TUJUAN A: Tulis ulang bagian teks tentang anak jalanan dari "Melonjaknya angka penduduk" sampai "usia terlantar dsb." tanpa mengubah apa pun.

KUTIPAN TEKS:
Rabu, 27 Februari 2008

Analisa Kebijakan Pemkot Madiun Menangani Anak Jalanan

Permasalahan
Ketika krisis menghantam Indonesia secara berkepanjangan, menjadikan hampir semua sektor terpuruk, diantaranya sektor ekonomi, ketersediaan pangan, politik menjadikan situasi berubah dengan sangat cepat. Krisis ekonomi yang diperberat oleh terjadinya berbagai bencana menyebabkan banyak keluarga mengalami keterpurukan ekonomi akibat pemutusan hubungan kerja, menurunnya daya beli dan harga barang yang terus melambung tak terjangkau sehingga tak lagi dapat memenuhi hak dan kebutuhan anak.
Akibat lebih jauh yaitu banyaknya anak yang terpaksa meninggalkan sekolah guna mencari nafkah. BPS mengumumkan bahwa penduduk yang hidup di bawah garis kemiskinan pada bulan Maret 2006 sebesar 39.05 juta (17,75 persen). Ini dibanding dengan penduduk miskin pada Februari 2005 yang berjumlah 35,10 juta (15,97 persen) maka telah terjadi peningkatan penduduk miskin sebesar 3,95 juta. (Berita Resmi Statistik No 47/IX Septermber 2006)
Melonjaknya angka penduduk miskin menunjukkan bahwa semakin meningkatnya ketidakmampuan masyarakat dalam memenuhi kebutuhan dasarnya, seperti untuk kebutuhan pangan, pakaian, pendidikan, kesehatan dan perumahan. Kondisi ini mengakibatkan semakin meningkatnya permasalahan sosial lainnya. Seperti anak jalanan, pelacuran anak, anak terlantar, pemukiman kumuh, wanita rawan sosial ekonomi, lanjut usia terlantar dsb.
Berdasarkan data dari Departemen Sosial RI pada tahun 2005, masalah anak di Indonesia seperti kekerasan pada anak, anak jalanan, anak terlantar dan sebagainya masih cukup tinggi. Jumlah anak jalanan di Indonesia sekitar 30.000 dan dari jumlah tersebut, 30.000 anak jalanan ada di DKI Jakarta. Sedangkan balita terlantar pada tahun 2005 tercatat ada 1.138.126 anak dan anak terlantar ada 3.308.642 orang. Diperkirakan pula setiap 1-2 menit terjadi kekerasan pada anak di Indonesia.
Persoalan anak jalanan sudah lama disorot. Namun, untuk mengurai persoalan ini tidak mudah sebab menyangkut perut banyak orang. Penghasilan satu anak jalanan mencapai angka Rp 12.000 sampai Rp 15.000. Akibatnya, anak-anak jalanan enggan diajak kembali habitat ”normal” anak umumnya, misalnya untuk bersekolah. Mereka lebih menikmati bermain dan mencari uang di pinggir jalan. Inilah yang mempersulit kinerja pembina anak jalanan untuk mengatasi mereka.
Meningkatnya angka anak jalanan, mengikuti hukum ekonomi, atau mengikuti pepatah ”ada gula ada semut”. Pada saat krisis ekonomi justru jumlah anak jalanan meningkat 400 persen.

ENTRI DATA:
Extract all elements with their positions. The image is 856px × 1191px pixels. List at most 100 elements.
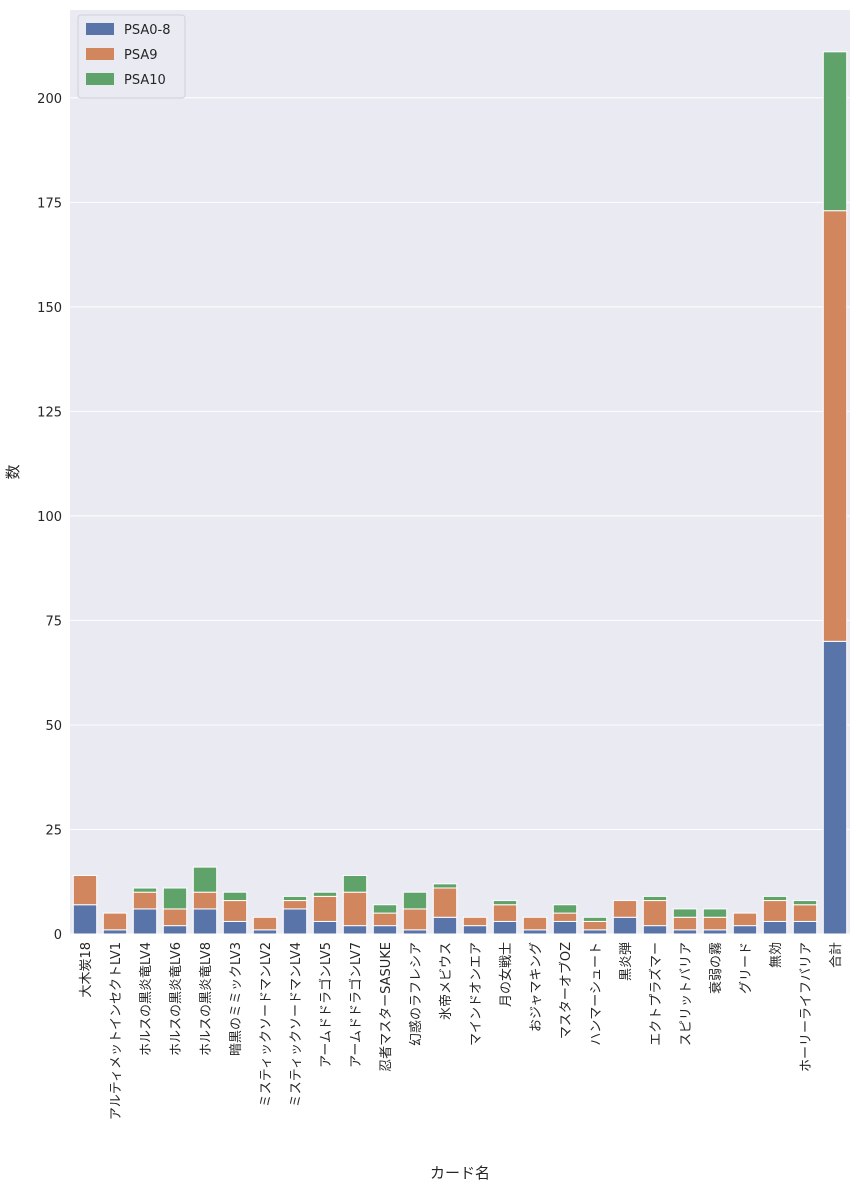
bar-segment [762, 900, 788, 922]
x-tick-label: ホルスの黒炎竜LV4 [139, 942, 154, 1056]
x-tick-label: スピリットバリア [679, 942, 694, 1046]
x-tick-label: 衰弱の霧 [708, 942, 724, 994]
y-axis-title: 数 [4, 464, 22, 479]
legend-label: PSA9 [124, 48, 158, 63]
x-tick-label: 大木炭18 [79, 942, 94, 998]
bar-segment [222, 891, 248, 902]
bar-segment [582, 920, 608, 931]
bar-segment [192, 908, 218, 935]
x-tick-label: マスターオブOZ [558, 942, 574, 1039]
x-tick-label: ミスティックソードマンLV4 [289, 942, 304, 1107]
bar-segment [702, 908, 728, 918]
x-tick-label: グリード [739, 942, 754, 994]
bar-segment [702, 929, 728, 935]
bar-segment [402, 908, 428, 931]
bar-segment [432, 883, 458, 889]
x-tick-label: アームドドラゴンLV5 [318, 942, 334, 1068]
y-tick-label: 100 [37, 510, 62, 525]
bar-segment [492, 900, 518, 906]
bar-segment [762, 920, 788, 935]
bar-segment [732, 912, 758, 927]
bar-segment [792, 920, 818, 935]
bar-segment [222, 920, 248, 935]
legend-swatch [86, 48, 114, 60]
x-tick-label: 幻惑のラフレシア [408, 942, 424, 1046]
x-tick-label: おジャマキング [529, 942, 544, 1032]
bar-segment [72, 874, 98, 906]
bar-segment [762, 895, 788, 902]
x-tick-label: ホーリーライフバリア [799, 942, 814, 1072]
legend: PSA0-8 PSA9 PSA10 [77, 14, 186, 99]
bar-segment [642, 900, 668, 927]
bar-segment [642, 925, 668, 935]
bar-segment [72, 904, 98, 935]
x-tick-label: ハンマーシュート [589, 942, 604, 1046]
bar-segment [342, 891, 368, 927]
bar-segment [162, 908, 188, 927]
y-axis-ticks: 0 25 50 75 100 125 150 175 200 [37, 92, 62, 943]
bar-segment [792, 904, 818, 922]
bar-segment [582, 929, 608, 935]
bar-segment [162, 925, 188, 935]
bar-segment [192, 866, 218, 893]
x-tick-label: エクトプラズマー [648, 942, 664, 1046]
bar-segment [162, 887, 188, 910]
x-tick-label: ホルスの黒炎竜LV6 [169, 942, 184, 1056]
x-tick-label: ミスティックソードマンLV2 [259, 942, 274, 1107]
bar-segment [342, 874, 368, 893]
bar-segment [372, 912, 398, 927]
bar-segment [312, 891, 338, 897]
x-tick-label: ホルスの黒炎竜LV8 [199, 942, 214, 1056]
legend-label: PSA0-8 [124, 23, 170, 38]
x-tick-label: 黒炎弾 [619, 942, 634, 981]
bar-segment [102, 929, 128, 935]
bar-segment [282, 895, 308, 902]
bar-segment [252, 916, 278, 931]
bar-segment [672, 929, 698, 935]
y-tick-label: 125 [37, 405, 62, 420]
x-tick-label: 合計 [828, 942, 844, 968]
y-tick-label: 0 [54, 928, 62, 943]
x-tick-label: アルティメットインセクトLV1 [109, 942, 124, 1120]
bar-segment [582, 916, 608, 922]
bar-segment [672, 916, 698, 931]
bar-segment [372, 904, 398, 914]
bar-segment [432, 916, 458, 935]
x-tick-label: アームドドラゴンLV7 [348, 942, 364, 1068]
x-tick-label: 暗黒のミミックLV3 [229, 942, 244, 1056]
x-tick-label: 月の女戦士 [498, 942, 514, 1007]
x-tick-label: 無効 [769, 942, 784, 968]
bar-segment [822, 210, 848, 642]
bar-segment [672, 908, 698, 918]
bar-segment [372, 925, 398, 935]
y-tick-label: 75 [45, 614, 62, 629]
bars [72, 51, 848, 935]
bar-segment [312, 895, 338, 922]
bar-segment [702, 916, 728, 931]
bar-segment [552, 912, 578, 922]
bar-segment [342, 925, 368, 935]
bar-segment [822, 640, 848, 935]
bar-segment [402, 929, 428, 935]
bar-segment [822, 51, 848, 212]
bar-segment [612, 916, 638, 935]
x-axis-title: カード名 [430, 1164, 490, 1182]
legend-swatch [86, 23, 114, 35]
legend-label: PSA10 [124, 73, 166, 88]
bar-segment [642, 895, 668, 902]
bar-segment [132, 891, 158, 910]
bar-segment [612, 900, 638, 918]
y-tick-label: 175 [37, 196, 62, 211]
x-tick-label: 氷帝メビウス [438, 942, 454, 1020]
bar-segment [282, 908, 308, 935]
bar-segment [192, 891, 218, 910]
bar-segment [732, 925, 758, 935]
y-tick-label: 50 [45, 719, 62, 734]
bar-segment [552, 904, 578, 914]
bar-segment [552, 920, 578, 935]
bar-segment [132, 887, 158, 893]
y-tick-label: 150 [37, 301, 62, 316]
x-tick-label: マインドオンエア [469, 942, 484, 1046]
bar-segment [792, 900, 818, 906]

TUJUAN B: Ambil baris data dari baris yang memuat "bar-segment [762, 900, 788, 922]" sampai baris yang memuat "bar-segment [72, 874, 98, 906]", lalu tuliskan kembali hanya baris-baris itu dengan mengganti "bar-segment" menjadi "segmen-batang". Biarkan semua bagian lain apa adanya.

JAWABAN YANG DIHARAPKAN A:
Melonjaknya angka penduduk miskin menunjukkan bahwa semakin meningkatnya ketidakmampuan masyarakat dalam memenuhi kebutuhan dasarnya, seperti untuk kebutuhan pangan, pakaian, pendidikan, kesehatan dan perumahan. Kondisi ini mengakibatkan semakin meningkatnya permasalahan sosial lainnya. Seperti anak jalanan, pelacuran anak, anak terlantar, pemukiman kumuh, wanita rawan sosial ekonomi, lanjut usia terlantar dsb.

JAWABAN YANG DIHARAPKAN B:
segmen-batang [762, 900, 788, 922]
x-tick-label: ホルスの黒炎竜LV4 [139, 942, 154, 1056]
x-tick-label: スピリットバリア [679, 942, 694, 1046]
x-tick-label: 衰弱の霧 [708, 942, 724, 994]
y-axis-title: 数 [4, 464, 22, 479]
legend-label: PSA9 [124, 48, 158, 63]
x-tick-label: 大木炭18 [79, 942, 94, 998]
segmen-batang [222, 891, 248, 902]
segmen-batang [582, 920, 608, 931]
segmen-batang [192, 908, 218, 935]
x-tick-label: マスターオブOZ [558, 942, 574, 1039]
x-tick-label: ミスティックソードマンLV4 [289, 942, 304, 1107]
segmen-batang [702, 908, 728, 918]
x-tick-label: グリード [739, 942, 754, 994]
segmen-batang [702, 929, 728, 935]
segmen-batang [402, 908, 428, 931]
segmen-batang [432, 883, 458, 889]
x-tick-label: アームドドラゴンLV5 [318, 942, 334, 1068]
y-tick-label: 100 [37, 510, 62, 525]
segmen-batang [492, 900, 518, 906]
segmen-batang [762, 920, 788, 935]
segmen-batang [732, 912, 758, 927]
segmen-batang [792, 920, 818, 935]
segmen-batang [222, 920, 248, 935]
legend-swatch [86, 48, 114, 60]
x-tick-label: 幻惑のラフレシア [408, 942, 424, 1046]
x-tick-label: おジャマキング [529, 942, 544, 1032]
segmen-batang [72, 874, 98, 906]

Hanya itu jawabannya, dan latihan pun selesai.